→ **WHAT THE TASK REQUIRES**: Draw out every line with the word "Width" from the listing below.

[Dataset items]

※ ※ ※

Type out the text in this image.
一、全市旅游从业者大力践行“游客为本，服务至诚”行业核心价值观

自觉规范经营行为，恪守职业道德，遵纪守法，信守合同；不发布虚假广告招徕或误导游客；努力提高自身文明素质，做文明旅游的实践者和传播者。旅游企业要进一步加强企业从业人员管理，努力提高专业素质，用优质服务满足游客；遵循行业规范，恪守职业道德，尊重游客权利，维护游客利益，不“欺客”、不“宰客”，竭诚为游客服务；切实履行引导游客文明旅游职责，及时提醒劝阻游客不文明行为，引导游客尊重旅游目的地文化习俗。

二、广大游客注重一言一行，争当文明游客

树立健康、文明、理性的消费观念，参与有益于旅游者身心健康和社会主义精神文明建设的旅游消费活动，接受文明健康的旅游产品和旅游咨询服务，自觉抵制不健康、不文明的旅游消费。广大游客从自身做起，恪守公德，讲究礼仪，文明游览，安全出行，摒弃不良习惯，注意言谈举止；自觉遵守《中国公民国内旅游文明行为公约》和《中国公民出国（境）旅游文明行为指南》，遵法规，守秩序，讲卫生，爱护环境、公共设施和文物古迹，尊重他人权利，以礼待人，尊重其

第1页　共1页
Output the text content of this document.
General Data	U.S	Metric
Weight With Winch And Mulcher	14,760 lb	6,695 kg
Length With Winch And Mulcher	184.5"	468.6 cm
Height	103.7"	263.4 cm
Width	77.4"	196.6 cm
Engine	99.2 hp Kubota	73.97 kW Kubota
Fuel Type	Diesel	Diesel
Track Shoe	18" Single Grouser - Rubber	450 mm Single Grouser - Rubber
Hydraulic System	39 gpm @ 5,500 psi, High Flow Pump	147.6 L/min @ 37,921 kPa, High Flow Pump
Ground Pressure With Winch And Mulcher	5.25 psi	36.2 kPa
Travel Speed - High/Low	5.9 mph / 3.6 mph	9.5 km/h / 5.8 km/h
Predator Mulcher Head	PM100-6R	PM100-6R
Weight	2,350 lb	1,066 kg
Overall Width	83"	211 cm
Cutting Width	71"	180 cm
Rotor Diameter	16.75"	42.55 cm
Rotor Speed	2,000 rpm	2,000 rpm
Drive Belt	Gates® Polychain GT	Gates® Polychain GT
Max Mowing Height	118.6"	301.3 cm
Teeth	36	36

※ ※ ※

→ **WRITTEN ANSWER**:
Width	77.4"	196.6 cm
Overall Width	83"	211 cm
Cutting Width	71"	180 cm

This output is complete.